Leave out the pictures and transcribe everything else exactly.

[Records from a data source]
● ● ● ● ●

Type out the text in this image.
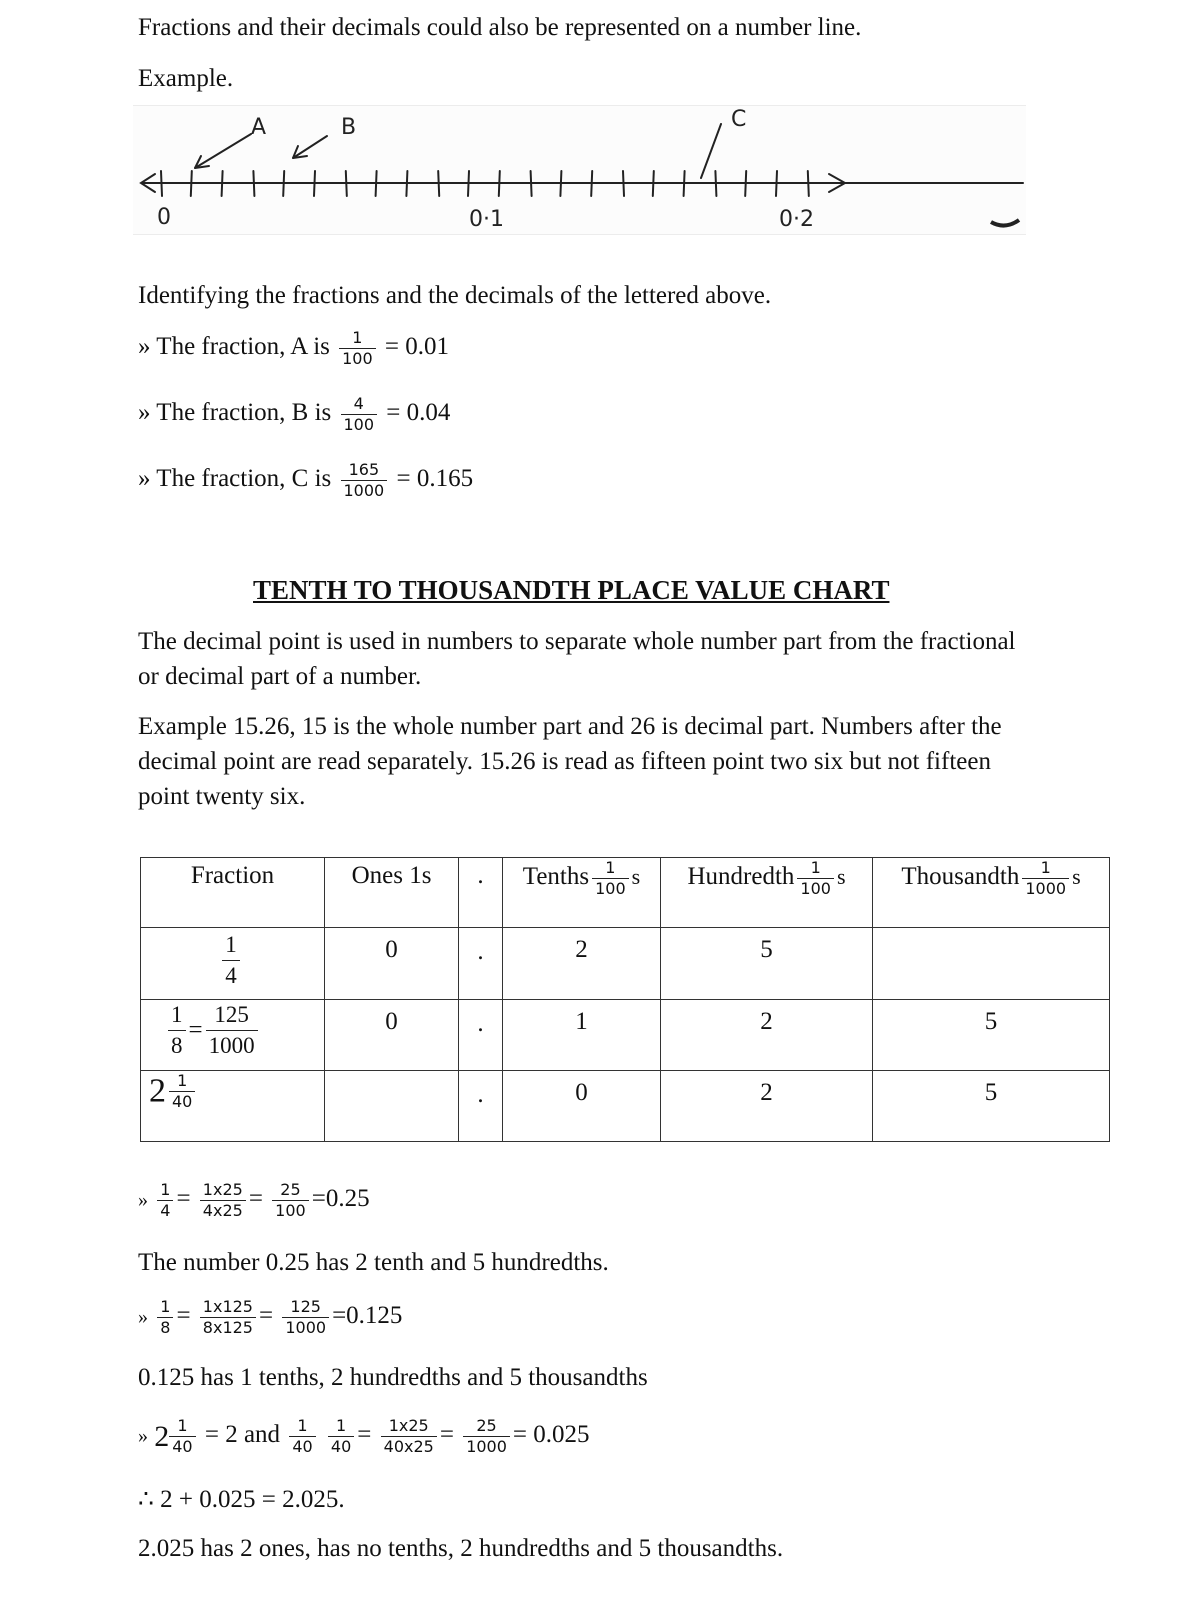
Fractions and their decimals could also be represented on a number line.
Example.
A	B	C
0	0·1	0·2
Identifying the fractions and the decimals of the lettered above.
» The fraction, A is $\frac{1}{100} = 0.01$
» The fraction, B is $\frac{4}{100} = 0.04$
» The fraction, C is $\frac{165}{1000} = 0.165$
TENTH TO THOUSANDTH PLACE VALUE CHART
The decimal point is used in numbers to separate whole number part from the fractional or decimal part of a number.
Example 15.26, 15 is the whole number part and 26 is decimal part. Numbers after the decimal point are read separately. 15.26 is read as fifteen point two six but not fifteen point twenty six.
Fraction	Ones 1s	.	Tenths $\frac{1}{100}$ s	Hundredth $\frac{1}{100}$ s	Thousandth $\frac{1}{1000}$ s

$\frac{1}{4}$	0	.	2	5	

$\frac{1}{8} = \frac{125}{1000}$	0	.	1	2	5
$2 \frac{1}{40}$		.	0	2	5
» $\frac{1}{4} = \frac{1x25}{4x25} = \frac{25}{100} =0.25$
The number 0.25 has 2 tenth and 5 hundredths.
» $\frac{1}{8} = \frac{1x125}{8x125} = \frac{125}{1000} =0.125$
0.125 has 1 tenths, 2 hundredths and 5 thousandths
» $2 \frac{1}{40} = 2$ and $\frac{1}{40}$
$\frac{1}{40} = \frac{1x25}{40x25} = \frac{25}{1000} = 0.025$
∴ 2 + 0.025 = 2.025.
2.025 has 2 ones, has no tenths, 2 hundredths and 5 thousandths.
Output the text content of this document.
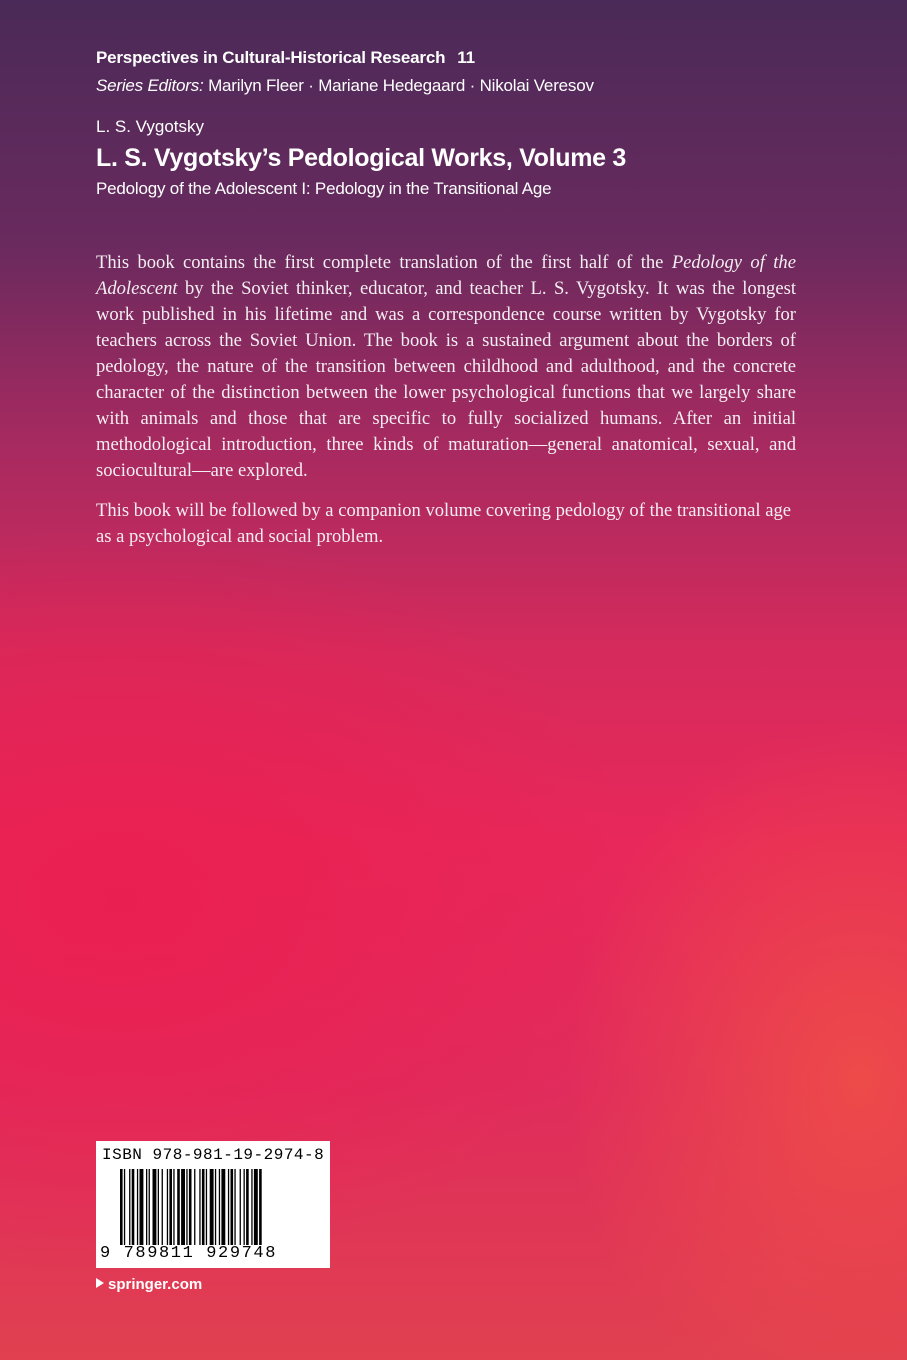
Perspectives in Cultural-Historical Research 11
Series Editors: Marilyn Fleer · Mariane Hedegaard · Nikolai Veresov
L. S. Vygotsky
L. S. Vygotsky’s Pedological Works, Volume 3
Pedology of the Adolescent I: Pedology in the Transitional Age

This book contains the first complete translation of the first half of the Pedology of the Adolescent by the Soviet thinker, educator, and teacher L. S. Vygotsky. It was the longest work published in his lifetime and was a correspondence course written by Vygotsky for teachers across the Soviet Union. The book is a sustained argument about the borders of pedology, the nature of the transition between childhood and adulthood, and the concrete character of the distinction between the lower psychological functions that we largely share with animals and those that are specific to fully socialized humans. After an initial methodological introduction, three kinds of maturation—general anatomical, sexual, and sociocultural—are explored.

This book will be followed by a companion volume covering pedology of the transitional age as a psychological and social problem.

ISBN 978-981-19-2974-8
9 789811 929748
springer.com
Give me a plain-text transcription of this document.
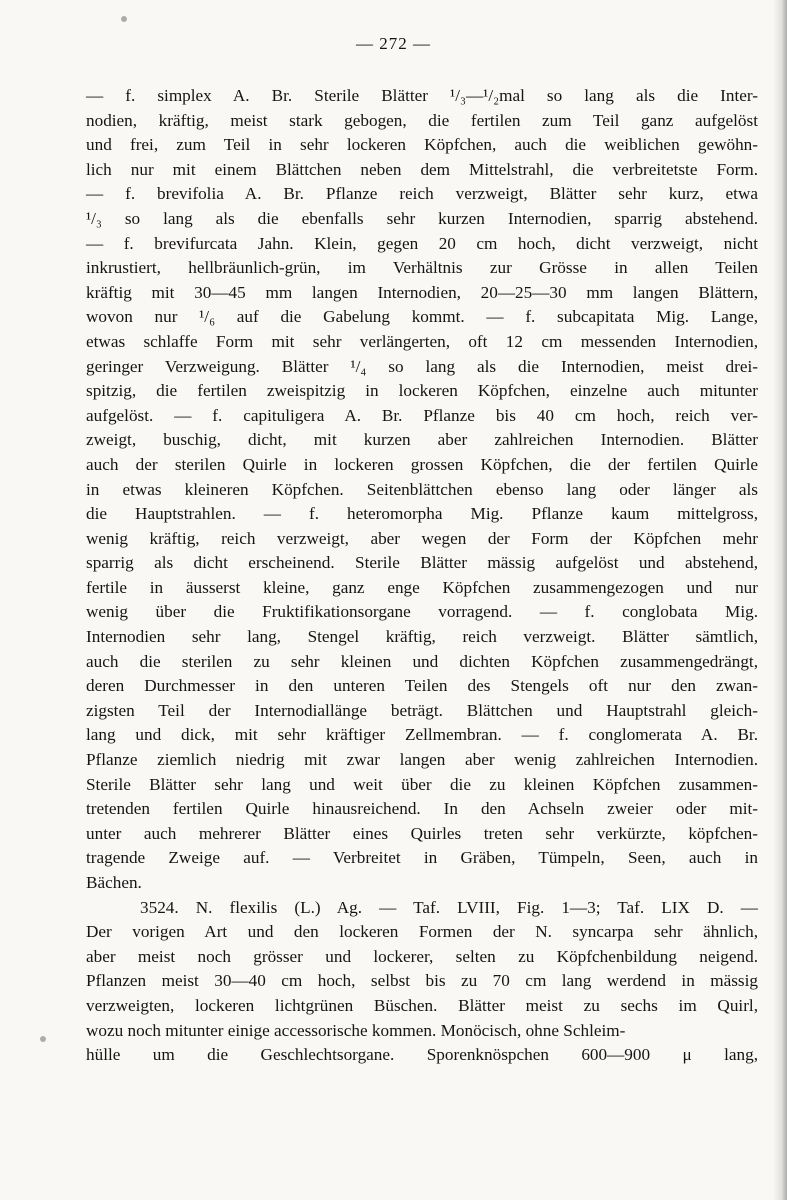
— 272 —
— f. simplex A. Br. Sterile Blätter ¹/₃—¹/₂mal so lang als die Inter-
nodien, kräftig, meist stark gebogen, die fertilen zum Teil ganz aufgelöst
und frei, zum Teil in sehr lockeren Köpfchen, auch die weiblichen gewöhn-
lich nur mit einem Blättchen neben dem Mittelstrahl, die verbreitetste Form.
— f. brevifolia A. Br. Pflanze reich verzweigt, Blätter sehr kurz, etwa
¹/₃ so lang als die ebenfalls sehr kurzen Internodien, sparrig abstehend.
— f. brevifurcata Jahn. Klein, gegen 20 cm hoch, dicht verzweigt, nicht
inkrustiert, hellbräunlich-grün, im Verhältnis zur Grösse in allen Teilen
kräftig mit 30—45 mm langen Internodien, 20—25—30 mm langen Blättern,
wovon nur ¹/₆ auf die Gabelung kommt. — f. subcapitata Mig. Lange,
etwas schlaffe Form mit sehr verlängerten, oft 12 cm messenden Internodien,
geringer Verzweigung. Blätter ¹/₄ so lang als die Internodien, meist drei-
spitzig, die fertilen zweispitzig in lockeren Köpfchen, einzelne auch mitunter
aufgelöst. — f. capituligera A. Br. Pflanze bis 40 cm hoch, reich ver-
zweigt, buschig, dicht, mit kurzen aber zahlreichen Internodien. Blätter
auch der sterilen Quirle in lockeren grossen Köpfchen, die der fertilen Quirle
in etwas kleineren Köpfchen. Seitenblättchen ebenso lang oder länger als
die Hauptstrahlen. — f. heteromorpha Mig. Pflanze kaum mittelgross,
wenig kräftig, reich verzweigt, aber wegen der Form der Köpfchen mehr
sparrig als dicht erscheinend. Sterile Blätter mässig aufgelöst und abstehend,
fertile in äusserst kleine, ganz enge Köpfchen zusammengezogen und nur
wenig über die Fruktifikationsorgane vorragend. — f. conglobata Mig.
Internodien sehr lang, Stengel kräftig, reich verzweigt. Blätter sämtlich,
auch die sterilen zu sehr kleinen und dichten Köpfchen zusammengedrängt,
deren Durchmesser in den unteren Teilen des Stengels oft nur den zwan-
zigsten Teil der Internodiallänge beträgt. Blättchen und Hauptstrahl gleich-
lang und dick, mit sehr kräftiger Zellmembran. — f. conglomerata A. Br.
Pflanze ziemlich niedrig mit zwar langen aber wenig zahlreichen Internodien.
Sterile Blätter sehr lang und weit über die zu kleinen Köpfchen zusammen-
tretenden fertilen Quirle hinausreichend. In den Achseln zweier oder mit-
unter auch mehrerer Blätter eines Quirles treten sehr verkürzte, köpfchen-
tragende Zweige auf. — Verbreitet in Gräben, Tümpeln, Seen, auch in
Bächen.
3524. N. flexilis (L.) Ag. — Taf. LVIII, Fig. 1—3; Taf. LIX D. —
Der vorigen Art und den lockeren Formen der N. syncarpa sehr ähnlich,
aber meist noch grösser und lockerer, selten zu Köpfchenbildung neigend.
Pflanzen meist 30—40 cm hoch, selbst bis zu 70 cm lang werdend in mässig
verzweigten, lockeren lichtgrünen Büschen. Blätter meist zu sechs im Quirl,
wozu noch mitunter einige accessorische kommen. Monöcisch, ohne Schleim-
hülle um die Geschlechtsorgane. Sporenknöspchen 600—900 μ lang,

● ● ● ● ●

### Output of the exercise
Type out the text in this image.
Fractions and their decimals could also be represented on a number line.
Example.
A	B	C
0	0·1	0·2
Identifying the fractions and the decimals of the lettered above.
» The fraction, A is $\frac{1}{100} = 0.01$
» The fraction, B is $\frac{4}{100} = 0.04$
» The fraction, C is $\frac{165}{1000} = 0.165$
TENTH TO THOUSANDTH PLACE VALUE CHART
The decimal point is used in numbers to separate whole number part from the fractional or decimal part of a number.
Example 15.26, 15 is the whole number part and 26 is decimal part. Numbers after the decimal point are read separately. 15.26 is read as fifteen point two six but not fifteen point twenty six.
Fraction	Ones 1s	.	Tenths $\frac{1}{100}$ s	Hundredth $\frac{1}{100}$ s	Thousandth $\frac{1}{1000}$ s

$\frac{1}{4}$	0	.	2	5	

$\frac{1}{8} = \frac{125}{1000}$	0	.	1	2	5
$2 \frac{1}{40}$		.	0	2	5
» $\frac{1}{4} = \frac{1x25}{4x25} = \frac{25}{100} =0.25$
The number 0.25 has 2 tenth and 5 hundredths.
» $\frac{1}{8} = \frac{1x125}{8x125} = \frac{125}{1000} =0.125$
0.125 has 1 tenths, 2 hundredths and 5 thousandths
» $2 \frac{1}{40} = 2$ and $\frac{1}{40}$
$\frac{1}{40} = \frac{1x25}{40x25} = \frac{25}{1000} = 0.025$
∴ 2 + 0.025 = 2.025.
2.025 has 2 ones, has no tenths, 2 hundredths and 5 thousandths.
Output the text content of this document.
Perspectives in Cultural-Historical Research 11
Series Editors: Marilyn Fleer · Mariane Hedegaard · Nikolai Veresov
L. S. Vygotsky
L. S. Vygotsky’s Pedological Works, Volume 3
Pedology of the Adolescent I: Pedology in the Transitional Age

This book contains the first complete translation of the first half of the Pedology of the Adolescent by the Soviet thinker, educator, and teacher L. S. Vygotsky. It was the longest work published in his lifetime and was a correspondence course written by Vygotsky for teachers across the Soviet Union. The book is a sustained argument about the borders of pedology, the nature of the transition between childhood and adulthood, and the concrete character of the distinction between the lower psychological functions that we largely share with animals and those that are specific to fully socialized humans. After an initial methodological introduction, three kinds of maturation—general anatomical, sexual, and sociocultural—are explored.

This book will be followed by a companion volume covering pedology of the transitional age as a psychological and social problem.

ISBN 978-981-19-2974-8
9 789811 929748
springer.com
Give me a plain-text transcription of this document.
— 272 —
— f. simplex A. Br. Sterile Blätter ¹/₃—¹/₂mal so lang als die Inter-
nodien, kräftig, meist stark gebogen, die fertilen zum Teil ganz aufgelöst
und frei, zum Teil in sehr lockeren Köpfchen, auch die weiblichen gewöhn-
lich nur mit einem Blättchen neben dem Mittelstrahl, die verbreitetste Form.
— f. brevifolia A. Br. Pflanze reich verzweigt, Blätter sehr kurz, etwa
¹/₃ so lang als die ebenfalls sehr kurzen Internodien, sparrig abstehend.
— f. brevifurcata Jahn. Klein, gegen 20 cm hoch, dicht verzweigt, nicht
inkrustiert, hellbräunlich-grün, im Verhältnis zur Grösse in allen Teilen
kräftig mit 30—45 mm langen Internodien, 20—25—30 mm langen Blättern,
wovon nur ¹/₆ auf die Gabelung kommt. — f. subcapitata Mig. Lange,
etwas schlaffe Form mit sehr verlängerten, oft 12 cm messenden Internodien,
geringer Verzweigung. Blätter ¹/₄ so lang als die Internodien, meist drei-
spitzig, die fertilen zweispitzig in lockeren Köpfchen, einzelne auch mitunter
aufgelöst. — f. capituligera A. Br. Pflanze bis 40 cm hoch, reich ver-
zweigt, buschig, dicht, mit kurzen aber zahlreichen Internodien. Blätter
auch der sterilen Quirle in lockeren grossen Köpfchen, die der fertilen Quirle
in etwas kleineren Köpfchen. Seitenblättchen ebenso lang oder länger als
die Hauptstrahlen. — f. heteromorpha Mig. Pflanze kaum mittelgross,
wenig kräftig, reich verzweigt, aber wegen der Form der Köpfchen mehr
sparrig als dicht erscheinend. Sterile Blätter mässig aufgelöst und abstehend,
fertile in äusserst kleine, ganz enge Köpfchen zusammengezogen und nur
wenig über die Fruktifikationsorgane vorragend. — f. conglobata Mig.
Internodien sehr lang, Stengel kräftig, reich verzweigt. Blätter sämtlich,
auch die sterilen zu sehr kleinen und dichten Köpfchen zusammengedrängt,
deren Durchmesser in den unteren Teilen des Stengels oft nur den zwan-
zigsten Teil der Internodiallänge beträgt. Blättchen und Hauptstrahl gleich-
lang und dick, mit sehr kräftiger Zellmembran. — f. conglomerata A. Br.
Pflanze ziemlich niedrig mit zwar langen aber wenig zahlreichen Internodien.
Sterile Blätter sehr lang und weit über die zu kleinen Köpfchen zusammen-
tretenden fertilen Quirle hinausreichend. In den Achseln zweier oder mit-
unter auch mehrerer Blätter eines Quirles treten sehr verkürzte, köpfchen-
tragende Zweige auf. — Verbreitet in Gräben, Tümpeln, Seen, auch in
Bächen.
3524. N. flexilis (L.) Ag. — Taf. LVIII, Fig. 1—3; Taf. LIX D. —
Der vorigen Art und den lockeren Formen der N. syncarpa sehr ähnlich,
aber meist noch grösser und lockerer, selten zu Köpfchenbildung neigend.
Pflanzen meist 30—40 cm hoch, selbst bis zu 70 cm lang werdend in mässig
verzweigten, lockeren lichtgrünen Büschen. Blätter meist zu sechs im Quirl,
wozu noch mitunter einige accessorische kommen. Monöcisch, ohne Schleim-
hülle um die Geschlechtsorgane. Sporenknöspchen 600—900 μ lang,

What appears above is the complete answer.